TASK TO CARRY OUT | Set out every line bearing the string "великий".
─── SUPPLIED DATA
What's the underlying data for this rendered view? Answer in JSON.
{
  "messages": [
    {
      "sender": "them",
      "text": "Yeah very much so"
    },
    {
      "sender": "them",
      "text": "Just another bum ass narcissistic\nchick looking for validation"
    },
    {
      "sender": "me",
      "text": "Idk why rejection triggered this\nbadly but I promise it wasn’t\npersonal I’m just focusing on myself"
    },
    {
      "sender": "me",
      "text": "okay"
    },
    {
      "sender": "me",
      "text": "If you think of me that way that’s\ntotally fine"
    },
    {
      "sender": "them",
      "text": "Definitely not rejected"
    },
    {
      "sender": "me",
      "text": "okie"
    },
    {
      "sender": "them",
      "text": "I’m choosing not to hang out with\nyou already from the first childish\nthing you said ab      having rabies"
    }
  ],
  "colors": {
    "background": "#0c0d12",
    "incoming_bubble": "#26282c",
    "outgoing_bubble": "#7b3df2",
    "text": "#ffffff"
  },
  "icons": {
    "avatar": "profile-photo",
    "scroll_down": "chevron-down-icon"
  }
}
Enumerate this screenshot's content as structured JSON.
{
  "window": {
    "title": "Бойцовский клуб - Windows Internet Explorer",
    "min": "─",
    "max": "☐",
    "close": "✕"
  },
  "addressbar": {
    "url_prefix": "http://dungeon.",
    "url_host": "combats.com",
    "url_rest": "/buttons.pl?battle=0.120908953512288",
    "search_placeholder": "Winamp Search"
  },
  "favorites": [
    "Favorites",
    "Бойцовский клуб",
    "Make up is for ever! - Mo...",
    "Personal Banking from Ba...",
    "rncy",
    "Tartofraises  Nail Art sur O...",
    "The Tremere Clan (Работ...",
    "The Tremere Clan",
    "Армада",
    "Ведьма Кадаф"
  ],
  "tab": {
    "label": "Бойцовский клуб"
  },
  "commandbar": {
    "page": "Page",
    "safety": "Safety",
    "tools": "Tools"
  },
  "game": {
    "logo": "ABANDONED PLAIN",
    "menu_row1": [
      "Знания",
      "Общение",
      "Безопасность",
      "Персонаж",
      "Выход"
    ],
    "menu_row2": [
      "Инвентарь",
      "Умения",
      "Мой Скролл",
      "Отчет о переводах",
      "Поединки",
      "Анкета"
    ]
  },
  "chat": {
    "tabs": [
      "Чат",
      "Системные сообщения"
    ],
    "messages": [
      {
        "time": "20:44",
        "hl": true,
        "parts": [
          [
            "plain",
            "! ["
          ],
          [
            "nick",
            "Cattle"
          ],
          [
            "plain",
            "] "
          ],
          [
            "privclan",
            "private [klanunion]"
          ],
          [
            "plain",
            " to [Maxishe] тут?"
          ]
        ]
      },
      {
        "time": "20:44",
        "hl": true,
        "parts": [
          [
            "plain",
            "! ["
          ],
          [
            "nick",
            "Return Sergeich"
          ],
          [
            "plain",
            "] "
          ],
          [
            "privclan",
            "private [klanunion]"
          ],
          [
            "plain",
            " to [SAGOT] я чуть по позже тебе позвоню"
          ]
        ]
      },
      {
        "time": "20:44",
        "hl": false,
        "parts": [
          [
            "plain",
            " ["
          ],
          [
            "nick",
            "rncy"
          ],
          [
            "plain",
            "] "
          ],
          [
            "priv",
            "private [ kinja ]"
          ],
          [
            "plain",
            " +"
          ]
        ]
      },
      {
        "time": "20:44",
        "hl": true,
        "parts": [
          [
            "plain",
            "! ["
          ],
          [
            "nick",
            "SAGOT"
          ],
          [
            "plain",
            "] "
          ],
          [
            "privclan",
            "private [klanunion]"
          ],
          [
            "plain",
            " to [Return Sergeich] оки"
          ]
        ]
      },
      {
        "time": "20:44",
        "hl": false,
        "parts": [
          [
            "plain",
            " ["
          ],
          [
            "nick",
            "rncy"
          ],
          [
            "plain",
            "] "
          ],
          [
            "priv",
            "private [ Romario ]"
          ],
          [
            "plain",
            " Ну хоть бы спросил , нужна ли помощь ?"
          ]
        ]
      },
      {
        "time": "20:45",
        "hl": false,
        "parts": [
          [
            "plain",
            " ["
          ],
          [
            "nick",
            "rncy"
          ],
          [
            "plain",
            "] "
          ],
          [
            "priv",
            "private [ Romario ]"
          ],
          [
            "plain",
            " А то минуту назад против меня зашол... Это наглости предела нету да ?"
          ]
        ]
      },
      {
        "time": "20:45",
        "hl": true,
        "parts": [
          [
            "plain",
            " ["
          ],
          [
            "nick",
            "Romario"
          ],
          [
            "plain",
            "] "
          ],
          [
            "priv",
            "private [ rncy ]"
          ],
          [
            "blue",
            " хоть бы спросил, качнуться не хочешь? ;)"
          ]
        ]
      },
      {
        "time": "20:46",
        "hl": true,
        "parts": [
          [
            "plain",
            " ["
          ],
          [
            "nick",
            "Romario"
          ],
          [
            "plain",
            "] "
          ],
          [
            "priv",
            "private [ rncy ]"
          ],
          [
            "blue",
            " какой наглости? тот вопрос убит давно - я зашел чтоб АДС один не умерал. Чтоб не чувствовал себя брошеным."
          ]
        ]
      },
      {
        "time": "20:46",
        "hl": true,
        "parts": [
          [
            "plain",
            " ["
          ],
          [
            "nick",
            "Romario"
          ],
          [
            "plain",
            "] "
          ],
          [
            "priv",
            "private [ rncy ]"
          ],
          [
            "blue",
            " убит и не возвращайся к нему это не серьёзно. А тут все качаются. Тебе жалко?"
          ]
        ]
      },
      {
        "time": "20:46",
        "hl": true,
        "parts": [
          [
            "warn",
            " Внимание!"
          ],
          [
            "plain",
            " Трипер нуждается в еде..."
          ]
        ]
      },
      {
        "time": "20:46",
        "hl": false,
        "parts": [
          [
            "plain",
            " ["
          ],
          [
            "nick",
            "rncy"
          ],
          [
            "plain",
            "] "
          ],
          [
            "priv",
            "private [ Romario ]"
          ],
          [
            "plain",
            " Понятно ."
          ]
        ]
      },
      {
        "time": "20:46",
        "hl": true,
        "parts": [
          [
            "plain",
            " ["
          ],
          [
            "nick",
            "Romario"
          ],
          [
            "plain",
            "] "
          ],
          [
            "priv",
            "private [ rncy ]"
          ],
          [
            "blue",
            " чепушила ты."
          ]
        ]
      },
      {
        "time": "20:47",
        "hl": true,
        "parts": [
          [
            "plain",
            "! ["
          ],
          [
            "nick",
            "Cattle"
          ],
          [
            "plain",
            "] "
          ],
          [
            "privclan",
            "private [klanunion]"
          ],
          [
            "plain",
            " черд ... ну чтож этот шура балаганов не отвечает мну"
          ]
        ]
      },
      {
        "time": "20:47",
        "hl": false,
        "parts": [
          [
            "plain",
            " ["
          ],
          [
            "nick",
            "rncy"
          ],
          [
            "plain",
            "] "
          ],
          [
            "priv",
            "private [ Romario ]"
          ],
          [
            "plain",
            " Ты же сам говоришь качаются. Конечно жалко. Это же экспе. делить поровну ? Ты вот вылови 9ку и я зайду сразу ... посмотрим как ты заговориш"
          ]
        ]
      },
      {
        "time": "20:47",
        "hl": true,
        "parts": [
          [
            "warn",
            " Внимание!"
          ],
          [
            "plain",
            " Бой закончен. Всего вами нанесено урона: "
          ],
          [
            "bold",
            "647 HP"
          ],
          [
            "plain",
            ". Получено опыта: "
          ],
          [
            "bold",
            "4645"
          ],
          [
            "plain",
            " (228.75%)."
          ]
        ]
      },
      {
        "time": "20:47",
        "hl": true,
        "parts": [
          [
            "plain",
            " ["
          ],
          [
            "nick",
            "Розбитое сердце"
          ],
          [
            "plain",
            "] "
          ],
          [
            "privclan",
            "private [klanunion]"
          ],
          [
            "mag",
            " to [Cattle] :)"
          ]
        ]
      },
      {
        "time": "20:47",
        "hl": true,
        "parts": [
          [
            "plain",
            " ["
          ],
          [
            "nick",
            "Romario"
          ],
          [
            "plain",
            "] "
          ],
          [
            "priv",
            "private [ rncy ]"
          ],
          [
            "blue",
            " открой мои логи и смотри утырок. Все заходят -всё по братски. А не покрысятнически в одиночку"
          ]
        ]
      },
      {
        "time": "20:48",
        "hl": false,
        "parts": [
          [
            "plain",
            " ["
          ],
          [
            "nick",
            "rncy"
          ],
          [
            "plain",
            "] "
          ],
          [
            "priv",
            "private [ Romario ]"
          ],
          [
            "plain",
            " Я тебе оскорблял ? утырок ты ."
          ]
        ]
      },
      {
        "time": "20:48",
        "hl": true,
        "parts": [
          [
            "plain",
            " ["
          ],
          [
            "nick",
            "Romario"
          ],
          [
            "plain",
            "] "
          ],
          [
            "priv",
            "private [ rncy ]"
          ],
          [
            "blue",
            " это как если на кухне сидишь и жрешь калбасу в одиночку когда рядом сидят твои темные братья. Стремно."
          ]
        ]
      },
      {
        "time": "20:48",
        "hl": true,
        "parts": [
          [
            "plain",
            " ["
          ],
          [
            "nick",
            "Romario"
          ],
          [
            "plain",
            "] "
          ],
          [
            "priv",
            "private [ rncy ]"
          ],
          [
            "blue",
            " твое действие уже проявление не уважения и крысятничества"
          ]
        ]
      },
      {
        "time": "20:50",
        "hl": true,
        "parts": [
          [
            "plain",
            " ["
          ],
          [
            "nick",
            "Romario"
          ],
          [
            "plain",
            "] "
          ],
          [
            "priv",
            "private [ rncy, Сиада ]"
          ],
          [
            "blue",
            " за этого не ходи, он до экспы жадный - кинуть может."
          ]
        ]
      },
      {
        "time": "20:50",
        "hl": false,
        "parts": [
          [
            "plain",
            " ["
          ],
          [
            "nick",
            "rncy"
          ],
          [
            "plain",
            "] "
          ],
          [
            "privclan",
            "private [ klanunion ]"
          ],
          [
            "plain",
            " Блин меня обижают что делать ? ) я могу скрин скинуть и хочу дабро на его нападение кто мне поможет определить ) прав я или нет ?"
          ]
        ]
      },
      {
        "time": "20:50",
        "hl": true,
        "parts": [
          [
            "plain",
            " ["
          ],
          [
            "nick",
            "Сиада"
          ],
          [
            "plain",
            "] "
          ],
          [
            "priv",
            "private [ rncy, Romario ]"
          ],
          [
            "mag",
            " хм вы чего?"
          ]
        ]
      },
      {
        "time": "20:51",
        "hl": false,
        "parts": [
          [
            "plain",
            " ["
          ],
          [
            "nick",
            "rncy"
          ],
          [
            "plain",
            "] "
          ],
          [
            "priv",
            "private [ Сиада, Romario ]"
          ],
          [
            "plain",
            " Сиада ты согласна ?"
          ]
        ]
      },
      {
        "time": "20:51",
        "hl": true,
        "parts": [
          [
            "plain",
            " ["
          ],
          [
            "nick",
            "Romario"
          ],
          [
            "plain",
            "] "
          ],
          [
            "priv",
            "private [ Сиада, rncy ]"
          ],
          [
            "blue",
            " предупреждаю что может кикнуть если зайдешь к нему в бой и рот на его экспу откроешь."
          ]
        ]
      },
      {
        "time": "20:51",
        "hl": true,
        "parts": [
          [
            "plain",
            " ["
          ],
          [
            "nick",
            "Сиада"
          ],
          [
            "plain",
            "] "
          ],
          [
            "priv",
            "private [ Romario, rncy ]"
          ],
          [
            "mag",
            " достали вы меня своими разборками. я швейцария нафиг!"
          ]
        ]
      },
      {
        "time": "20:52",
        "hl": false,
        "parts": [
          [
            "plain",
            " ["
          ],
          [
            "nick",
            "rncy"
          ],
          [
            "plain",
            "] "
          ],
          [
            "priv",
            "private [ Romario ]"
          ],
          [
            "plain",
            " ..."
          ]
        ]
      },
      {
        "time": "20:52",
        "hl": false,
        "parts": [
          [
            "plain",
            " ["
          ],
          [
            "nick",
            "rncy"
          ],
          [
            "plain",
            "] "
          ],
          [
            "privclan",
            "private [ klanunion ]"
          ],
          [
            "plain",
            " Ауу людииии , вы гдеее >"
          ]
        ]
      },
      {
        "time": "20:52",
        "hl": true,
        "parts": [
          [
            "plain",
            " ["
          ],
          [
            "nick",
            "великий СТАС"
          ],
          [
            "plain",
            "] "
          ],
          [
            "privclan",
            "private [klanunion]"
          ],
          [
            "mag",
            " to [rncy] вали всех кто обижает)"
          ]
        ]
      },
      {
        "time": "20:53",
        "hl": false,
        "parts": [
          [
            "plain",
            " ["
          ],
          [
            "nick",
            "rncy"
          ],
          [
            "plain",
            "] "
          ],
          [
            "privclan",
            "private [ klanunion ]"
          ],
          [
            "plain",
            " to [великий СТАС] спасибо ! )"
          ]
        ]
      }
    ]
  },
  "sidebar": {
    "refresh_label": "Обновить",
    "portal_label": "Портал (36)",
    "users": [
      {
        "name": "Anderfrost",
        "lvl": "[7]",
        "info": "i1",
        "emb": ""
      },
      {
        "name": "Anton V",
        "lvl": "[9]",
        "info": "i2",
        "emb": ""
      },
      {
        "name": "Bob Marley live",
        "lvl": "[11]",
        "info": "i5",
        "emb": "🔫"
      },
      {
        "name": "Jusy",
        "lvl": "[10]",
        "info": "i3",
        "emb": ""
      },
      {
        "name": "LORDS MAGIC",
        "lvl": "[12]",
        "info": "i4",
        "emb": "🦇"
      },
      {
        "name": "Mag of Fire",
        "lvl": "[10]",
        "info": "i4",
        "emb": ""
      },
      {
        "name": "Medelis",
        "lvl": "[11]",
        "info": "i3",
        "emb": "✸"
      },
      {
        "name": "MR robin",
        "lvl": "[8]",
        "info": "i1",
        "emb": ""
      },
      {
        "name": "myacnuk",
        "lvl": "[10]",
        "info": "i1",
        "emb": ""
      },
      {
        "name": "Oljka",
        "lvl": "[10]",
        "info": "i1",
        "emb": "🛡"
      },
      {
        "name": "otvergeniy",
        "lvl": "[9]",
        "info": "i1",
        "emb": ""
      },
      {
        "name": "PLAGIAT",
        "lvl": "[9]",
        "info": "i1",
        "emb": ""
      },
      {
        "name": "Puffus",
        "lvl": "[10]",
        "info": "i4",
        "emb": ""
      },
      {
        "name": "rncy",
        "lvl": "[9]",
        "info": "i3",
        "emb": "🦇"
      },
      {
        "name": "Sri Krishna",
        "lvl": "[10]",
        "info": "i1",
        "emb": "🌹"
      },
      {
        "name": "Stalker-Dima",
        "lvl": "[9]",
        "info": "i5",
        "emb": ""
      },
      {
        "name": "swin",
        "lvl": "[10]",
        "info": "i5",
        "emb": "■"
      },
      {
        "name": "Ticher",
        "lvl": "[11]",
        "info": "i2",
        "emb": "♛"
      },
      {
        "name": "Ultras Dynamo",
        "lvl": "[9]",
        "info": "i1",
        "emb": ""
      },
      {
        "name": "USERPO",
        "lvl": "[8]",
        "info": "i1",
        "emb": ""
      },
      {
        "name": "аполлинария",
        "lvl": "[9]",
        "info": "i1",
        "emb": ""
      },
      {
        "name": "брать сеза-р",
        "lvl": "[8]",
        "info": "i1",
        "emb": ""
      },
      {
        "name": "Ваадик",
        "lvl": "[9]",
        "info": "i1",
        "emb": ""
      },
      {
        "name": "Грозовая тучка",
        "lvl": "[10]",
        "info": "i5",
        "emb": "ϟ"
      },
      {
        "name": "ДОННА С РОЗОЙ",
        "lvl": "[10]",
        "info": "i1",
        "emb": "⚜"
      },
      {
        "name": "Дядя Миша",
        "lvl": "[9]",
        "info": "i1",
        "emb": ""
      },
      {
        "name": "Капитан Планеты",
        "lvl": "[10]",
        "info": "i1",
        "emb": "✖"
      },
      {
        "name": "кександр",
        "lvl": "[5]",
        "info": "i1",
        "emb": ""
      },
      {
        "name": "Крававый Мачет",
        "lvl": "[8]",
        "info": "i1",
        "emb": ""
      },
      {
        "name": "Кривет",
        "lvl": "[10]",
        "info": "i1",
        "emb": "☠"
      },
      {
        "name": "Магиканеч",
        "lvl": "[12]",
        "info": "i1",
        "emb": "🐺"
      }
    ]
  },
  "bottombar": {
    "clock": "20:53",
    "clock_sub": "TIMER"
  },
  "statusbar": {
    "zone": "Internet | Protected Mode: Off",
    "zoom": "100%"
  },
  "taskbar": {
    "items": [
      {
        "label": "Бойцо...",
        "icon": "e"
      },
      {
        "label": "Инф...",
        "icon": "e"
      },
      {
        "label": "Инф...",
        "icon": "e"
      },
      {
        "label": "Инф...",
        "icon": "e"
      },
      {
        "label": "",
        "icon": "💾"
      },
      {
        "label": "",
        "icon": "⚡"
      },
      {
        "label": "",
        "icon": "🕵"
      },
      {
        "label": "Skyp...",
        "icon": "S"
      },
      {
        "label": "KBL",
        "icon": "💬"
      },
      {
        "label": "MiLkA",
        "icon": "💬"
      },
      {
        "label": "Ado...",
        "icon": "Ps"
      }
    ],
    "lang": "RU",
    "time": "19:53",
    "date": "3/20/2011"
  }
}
──────
FULL RESPONSE |
            "великий СТАС"
            " to [великий СТАС] спасибо ! )"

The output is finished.